## What is being asked
Can you continue the news report on the House's rejection of the $700 billion bailout bill from its last sentence?

BEGIN Selection

Pelosi, a Democrat, also told reporters she spoke to Paulson soon after the $700 billion bill to jump-start stalled capital markets was rejected by the House in a vote of 228-205.
Stocks plunged on Wall Street even before the vote to reject the bill was announced on the House floor. The Dow Jones Industrial Average closed down 777 points.
The failure of the bailout bill—after more than a week of intensive closed-door negotiation intended to hammer out a compromise plan—brought new uncertainty about the response of the government to the worst financial crisis since the Great Depression.
President Bush was set to huddle with economic advisers to consider the administration's next move after the White House failed to win support for the bailout plan from Bush's fellow Republicans.
"There's no question the economy is facing a difficult crisis that needs to be addressed,'' White House spokesman Tony Fratto told reporters.
The bailout plan was announced by the Bush administration last week. In the end, Republican House members voted against it by a more than 2-to-1 margin. A majority of Democrats voted in favor.
Rep. Barney Frank, a Massachusetts Democrat who helped craft the bill in hours of negotiations with leading lawmakers, said the next step could hinge on the economic fallout from the bill's failure.
Capping three hours of debate, House Majority Leader Steny Hoyer of Maryland had warned lawmakers that the cost of inaction would be an economic calamity beyond Wall Street.
"A meltdown would begin, it is true, on a few square miles of Manhattan, but before it was over, all of us know, no city or town in America would be untouched,'' Hoyer said.
Bush and a host of leading congressional figures had implored the lawmakers to pass the legislation despite howls of protest from their constituents back home.
The vote had been preceded by unusually aggressive White House lobbying, and spokesman Tony Fratto said that Bush had used a "call list" of people he wanted to persuade to vote yes as late as just a short time before the vote.

END Selection
BEGIN Stored records

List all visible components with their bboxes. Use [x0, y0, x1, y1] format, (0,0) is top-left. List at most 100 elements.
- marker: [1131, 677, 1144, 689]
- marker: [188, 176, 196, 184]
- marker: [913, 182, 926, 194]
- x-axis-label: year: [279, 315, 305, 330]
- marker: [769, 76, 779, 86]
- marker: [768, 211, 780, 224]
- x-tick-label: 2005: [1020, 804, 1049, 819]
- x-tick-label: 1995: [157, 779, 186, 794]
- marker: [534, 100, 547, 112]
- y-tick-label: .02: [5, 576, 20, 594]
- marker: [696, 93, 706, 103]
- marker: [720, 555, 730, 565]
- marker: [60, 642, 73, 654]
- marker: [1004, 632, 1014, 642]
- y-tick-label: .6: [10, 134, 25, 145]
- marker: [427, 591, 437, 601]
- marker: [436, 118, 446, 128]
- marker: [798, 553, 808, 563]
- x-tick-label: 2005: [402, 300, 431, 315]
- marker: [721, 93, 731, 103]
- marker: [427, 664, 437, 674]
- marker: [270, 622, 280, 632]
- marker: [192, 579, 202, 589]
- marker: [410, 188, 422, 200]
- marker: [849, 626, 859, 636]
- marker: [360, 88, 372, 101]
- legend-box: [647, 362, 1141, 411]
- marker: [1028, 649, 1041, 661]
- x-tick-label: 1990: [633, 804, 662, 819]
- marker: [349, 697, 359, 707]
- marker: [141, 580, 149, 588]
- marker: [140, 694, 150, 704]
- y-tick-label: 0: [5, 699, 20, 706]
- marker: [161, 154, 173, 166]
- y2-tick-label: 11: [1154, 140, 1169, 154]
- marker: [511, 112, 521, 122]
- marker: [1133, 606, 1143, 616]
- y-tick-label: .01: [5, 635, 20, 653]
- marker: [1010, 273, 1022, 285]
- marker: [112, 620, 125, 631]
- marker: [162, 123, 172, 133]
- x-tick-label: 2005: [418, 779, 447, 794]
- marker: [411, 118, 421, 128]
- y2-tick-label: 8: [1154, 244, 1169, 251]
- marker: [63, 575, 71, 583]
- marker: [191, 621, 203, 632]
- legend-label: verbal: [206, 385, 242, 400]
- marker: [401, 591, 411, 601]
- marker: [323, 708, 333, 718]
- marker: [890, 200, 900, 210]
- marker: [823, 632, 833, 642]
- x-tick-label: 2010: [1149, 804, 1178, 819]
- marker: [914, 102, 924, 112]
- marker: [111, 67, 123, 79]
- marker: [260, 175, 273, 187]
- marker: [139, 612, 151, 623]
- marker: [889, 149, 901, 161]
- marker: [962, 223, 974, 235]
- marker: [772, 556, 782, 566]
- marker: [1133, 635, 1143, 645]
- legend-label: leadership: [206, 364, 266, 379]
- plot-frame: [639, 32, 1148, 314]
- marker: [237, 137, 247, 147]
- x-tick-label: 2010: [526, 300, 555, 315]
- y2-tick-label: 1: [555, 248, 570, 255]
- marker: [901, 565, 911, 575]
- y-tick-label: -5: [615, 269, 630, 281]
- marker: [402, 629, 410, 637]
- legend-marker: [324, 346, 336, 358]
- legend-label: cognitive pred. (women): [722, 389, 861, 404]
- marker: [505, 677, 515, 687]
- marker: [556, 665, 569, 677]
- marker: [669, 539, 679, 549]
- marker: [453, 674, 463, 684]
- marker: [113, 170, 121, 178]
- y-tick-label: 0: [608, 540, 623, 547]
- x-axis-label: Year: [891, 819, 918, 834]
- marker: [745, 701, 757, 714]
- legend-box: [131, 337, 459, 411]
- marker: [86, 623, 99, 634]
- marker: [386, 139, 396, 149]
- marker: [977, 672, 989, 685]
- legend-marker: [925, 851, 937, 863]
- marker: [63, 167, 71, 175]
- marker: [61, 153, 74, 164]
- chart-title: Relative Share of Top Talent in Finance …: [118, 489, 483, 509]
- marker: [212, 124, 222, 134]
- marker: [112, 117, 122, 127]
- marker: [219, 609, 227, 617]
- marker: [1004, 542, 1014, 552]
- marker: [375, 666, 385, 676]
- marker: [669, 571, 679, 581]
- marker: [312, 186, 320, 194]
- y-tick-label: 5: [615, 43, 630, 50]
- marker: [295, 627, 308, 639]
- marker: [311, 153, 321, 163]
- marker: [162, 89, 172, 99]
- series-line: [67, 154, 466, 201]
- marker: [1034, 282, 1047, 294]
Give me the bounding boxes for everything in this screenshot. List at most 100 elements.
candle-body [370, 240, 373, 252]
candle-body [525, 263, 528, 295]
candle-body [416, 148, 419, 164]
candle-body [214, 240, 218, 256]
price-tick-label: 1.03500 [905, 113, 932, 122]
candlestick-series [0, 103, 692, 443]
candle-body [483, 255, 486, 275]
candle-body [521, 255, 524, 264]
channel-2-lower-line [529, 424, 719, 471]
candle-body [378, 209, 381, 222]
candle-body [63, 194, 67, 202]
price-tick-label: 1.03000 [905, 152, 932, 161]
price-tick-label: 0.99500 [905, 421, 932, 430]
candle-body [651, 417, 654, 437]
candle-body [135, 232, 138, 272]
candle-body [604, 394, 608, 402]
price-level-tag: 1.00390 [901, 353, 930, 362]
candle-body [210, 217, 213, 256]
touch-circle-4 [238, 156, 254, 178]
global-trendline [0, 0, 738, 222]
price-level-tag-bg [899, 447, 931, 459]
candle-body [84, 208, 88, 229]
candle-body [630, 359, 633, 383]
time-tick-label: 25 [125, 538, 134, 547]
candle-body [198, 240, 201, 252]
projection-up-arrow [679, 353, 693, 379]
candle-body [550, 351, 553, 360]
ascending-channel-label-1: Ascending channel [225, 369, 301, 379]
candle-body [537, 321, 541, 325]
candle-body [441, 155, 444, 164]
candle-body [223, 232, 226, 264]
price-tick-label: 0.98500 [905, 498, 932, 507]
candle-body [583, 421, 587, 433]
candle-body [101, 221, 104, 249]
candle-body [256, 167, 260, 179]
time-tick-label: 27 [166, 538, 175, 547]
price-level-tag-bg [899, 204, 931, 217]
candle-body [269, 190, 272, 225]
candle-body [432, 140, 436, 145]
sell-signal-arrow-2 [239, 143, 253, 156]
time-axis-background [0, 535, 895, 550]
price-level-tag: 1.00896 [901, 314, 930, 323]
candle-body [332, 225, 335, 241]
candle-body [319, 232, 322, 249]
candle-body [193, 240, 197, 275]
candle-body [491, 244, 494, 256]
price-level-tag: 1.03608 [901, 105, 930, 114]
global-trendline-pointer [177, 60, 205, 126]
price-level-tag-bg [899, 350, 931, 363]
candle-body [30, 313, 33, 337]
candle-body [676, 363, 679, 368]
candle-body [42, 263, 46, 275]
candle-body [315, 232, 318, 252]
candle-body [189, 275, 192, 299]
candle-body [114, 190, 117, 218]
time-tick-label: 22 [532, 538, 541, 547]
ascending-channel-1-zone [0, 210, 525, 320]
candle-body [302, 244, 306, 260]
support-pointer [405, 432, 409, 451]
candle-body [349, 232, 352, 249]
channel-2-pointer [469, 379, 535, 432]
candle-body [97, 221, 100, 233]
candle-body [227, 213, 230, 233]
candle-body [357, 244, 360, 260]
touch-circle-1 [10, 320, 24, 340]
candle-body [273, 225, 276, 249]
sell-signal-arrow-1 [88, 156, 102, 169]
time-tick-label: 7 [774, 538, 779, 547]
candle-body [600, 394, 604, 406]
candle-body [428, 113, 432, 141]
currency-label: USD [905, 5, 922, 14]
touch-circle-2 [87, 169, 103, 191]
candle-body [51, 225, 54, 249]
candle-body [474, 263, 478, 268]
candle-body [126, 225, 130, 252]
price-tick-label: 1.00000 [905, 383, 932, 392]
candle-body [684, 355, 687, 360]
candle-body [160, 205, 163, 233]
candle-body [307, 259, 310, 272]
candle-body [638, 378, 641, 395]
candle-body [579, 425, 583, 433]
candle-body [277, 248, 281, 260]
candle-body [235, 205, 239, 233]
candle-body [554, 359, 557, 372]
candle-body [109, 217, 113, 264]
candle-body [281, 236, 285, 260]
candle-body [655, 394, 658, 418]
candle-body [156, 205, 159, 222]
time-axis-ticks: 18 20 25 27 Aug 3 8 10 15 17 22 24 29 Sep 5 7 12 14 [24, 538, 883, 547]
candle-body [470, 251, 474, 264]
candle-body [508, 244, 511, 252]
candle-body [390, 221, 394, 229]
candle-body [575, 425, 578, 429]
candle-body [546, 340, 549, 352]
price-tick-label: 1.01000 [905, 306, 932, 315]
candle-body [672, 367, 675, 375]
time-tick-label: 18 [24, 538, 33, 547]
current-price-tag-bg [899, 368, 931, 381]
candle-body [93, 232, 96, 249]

END Stored records

## Reply to the task
Lawmakers shouted news of the plummeting Dow Jones average as lawmakers crowded on the House floor during the drawn-out and tense call of the roll, which dragged on for roughly 40 minutes as leaders on both sides scrambled to corral enough of their rank-and-file members to support the deeply unpopular measure.
They found only two.
Bush and his economic advisers, as well as congressional leaders in both parties had argued the plan was vital to insulating ordinary Americans from the effects of Wall Street's bad bets.
The version that was up for vote Monday was the product of marathon closed-door negotiations on Capitol Hill over the weekend.
"We're all worried about losing our jobs," Rep. Paul Ryan, R-Wis., declared in an impassioned speech in support of the bill before the vote. "Most of us say, 'I want this thing to pass, but I want you to vote for it—not me.' "
With their dire warnings of impending economic doom and their sweeping request for unprecedented sums of money and authority to bail out cash-starved financial firms, Bush and his economic chiefs have focused the attention of world markets on Congress, Ryan added.
"We're in this moment, and if we fail to do the right thing, Heaven help us," he said.